— start —
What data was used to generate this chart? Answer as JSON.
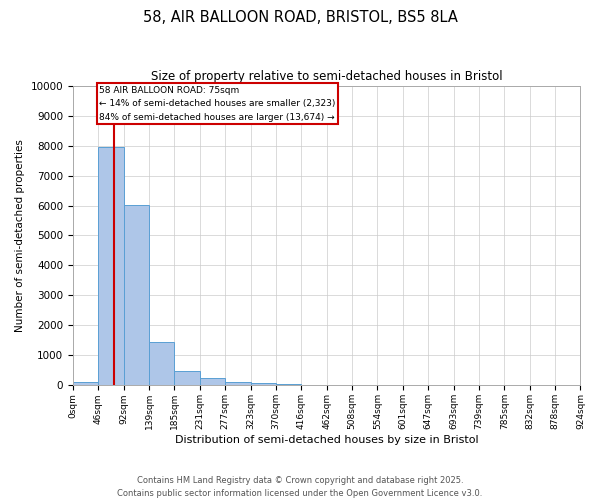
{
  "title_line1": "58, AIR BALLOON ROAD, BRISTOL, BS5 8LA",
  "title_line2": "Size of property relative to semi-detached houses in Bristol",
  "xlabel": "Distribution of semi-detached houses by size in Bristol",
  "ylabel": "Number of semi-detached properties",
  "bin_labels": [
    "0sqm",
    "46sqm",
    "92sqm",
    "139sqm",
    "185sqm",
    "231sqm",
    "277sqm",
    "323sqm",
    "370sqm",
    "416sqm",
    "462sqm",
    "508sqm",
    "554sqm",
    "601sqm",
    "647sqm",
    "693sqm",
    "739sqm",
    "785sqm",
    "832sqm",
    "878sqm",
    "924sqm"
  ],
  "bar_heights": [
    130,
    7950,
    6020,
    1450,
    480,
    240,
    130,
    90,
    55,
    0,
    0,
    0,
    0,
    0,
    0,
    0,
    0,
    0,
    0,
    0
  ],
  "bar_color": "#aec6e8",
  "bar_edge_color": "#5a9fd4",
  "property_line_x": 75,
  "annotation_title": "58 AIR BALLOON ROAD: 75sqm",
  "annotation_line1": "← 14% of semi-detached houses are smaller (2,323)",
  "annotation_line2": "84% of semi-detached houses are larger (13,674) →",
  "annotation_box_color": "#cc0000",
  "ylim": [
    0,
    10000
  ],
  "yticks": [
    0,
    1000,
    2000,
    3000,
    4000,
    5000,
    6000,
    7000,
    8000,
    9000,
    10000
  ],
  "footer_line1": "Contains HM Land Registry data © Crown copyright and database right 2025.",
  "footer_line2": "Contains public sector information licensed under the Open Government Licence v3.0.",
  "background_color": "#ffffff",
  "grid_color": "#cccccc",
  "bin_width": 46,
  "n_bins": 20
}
— end —
— start —
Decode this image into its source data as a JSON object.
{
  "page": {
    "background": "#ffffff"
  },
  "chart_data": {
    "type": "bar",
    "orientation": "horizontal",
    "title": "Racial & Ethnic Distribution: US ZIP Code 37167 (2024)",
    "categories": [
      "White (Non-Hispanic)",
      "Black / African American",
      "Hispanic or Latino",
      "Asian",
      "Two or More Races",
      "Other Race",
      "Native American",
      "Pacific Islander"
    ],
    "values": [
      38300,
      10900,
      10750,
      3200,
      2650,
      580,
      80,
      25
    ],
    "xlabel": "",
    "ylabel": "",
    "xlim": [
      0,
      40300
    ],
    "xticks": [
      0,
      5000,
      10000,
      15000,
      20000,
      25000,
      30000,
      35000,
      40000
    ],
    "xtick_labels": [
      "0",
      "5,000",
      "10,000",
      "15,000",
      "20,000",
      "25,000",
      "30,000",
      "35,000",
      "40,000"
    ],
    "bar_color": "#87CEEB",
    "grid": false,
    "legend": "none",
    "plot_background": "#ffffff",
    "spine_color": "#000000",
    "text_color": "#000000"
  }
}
— end —
— start —
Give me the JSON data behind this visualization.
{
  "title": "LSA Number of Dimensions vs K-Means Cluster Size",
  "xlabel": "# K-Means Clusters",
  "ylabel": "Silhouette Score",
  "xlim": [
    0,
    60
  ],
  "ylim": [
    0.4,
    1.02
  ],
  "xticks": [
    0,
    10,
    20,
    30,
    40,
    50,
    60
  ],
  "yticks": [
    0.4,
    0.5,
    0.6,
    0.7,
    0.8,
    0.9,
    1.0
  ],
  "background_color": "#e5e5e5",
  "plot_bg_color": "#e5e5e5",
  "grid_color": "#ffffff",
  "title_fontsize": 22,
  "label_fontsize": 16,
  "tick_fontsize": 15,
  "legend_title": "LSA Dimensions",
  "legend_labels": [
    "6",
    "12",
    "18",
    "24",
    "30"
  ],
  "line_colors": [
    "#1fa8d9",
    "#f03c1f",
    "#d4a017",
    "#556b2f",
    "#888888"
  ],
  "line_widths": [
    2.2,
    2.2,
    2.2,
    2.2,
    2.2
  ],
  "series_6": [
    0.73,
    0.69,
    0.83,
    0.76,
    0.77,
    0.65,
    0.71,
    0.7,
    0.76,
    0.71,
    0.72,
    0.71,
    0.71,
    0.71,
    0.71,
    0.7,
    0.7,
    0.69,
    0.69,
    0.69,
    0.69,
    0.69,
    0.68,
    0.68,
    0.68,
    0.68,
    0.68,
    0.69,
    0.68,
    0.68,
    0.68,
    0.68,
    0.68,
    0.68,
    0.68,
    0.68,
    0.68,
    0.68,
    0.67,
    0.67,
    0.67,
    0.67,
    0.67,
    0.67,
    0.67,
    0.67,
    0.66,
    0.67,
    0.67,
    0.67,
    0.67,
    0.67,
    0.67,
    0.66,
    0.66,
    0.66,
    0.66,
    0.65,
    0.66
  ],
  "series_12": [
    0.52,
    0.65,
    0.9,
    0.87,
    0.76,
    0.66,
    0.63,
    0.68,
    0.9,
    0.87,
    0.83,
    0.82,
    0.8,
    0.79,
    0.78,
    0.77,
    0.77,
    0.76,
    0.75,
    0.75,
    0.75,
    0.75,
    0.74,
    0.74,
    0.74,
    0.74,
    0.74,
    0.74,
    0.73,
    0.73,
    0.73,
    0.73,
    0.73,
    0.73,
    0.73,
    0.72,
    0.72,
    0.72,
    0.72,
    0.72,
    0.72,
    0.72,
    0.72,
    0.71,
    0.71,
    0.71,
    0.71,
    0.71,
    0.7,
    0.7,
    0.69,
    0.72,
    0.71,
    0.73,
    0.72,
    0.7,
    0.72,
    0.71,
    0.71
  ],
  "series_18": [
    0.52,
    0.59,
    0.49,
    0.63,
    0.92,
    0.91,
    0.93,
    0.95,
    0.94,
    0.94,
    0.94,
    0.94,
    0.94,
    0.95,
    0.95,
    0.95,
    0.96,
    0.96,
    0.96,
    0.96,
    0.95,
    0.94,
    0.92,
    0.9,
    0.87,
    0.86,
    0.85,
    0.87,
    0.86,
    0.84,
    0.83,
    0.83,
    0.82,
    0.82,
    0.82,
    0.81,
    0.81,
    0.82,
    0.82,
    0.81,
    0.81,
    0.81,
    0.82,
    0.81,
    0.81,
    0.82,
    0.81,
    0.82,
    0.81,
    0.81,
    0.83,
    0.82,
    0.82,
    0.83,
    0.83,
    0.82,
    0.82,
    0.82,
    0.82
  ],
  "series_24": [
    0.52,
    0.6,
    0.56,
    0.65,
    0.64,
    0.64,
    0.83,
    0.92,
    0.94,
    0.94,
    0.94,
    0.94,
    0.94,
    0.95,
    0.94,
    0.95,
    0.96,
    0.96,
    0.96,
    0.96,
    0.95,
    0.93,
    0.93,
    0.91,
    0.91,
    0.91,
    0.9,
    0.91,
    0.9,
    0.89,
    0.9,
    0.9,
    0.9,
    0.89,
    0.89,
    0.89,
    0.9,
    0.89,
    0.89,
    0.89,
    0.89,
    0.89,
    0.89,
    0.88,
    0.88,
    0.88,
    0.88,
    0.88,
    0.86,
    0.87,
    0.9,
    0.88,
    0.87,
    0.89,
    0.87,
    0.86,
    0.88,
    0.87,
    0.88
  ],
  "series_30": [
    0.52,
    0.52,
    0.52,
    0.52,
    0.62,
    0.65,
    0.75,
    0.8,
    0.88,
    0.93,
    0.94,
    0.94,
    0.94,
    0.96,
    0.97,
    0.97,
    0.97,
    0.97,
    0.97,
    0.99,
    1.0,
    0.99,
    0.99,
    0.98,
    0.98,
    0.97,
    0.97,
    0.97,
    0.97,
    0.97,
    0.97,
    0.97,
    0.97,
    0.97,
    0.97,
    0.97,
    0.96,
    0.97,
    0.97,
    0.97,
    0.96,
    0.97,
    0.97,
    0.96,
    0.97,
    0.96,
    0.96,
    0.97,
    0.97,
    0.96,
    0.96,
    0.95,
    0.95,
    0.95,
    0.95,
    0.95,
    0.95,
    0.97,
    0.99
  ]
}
— end —
Identify the lines above that contain the word "ffffff", then copy them.

  "background_color": "#ffffff",
    "background": "#ffffff"
    "plot_background": "#ffffff",
  "grid_color": "#ffffff",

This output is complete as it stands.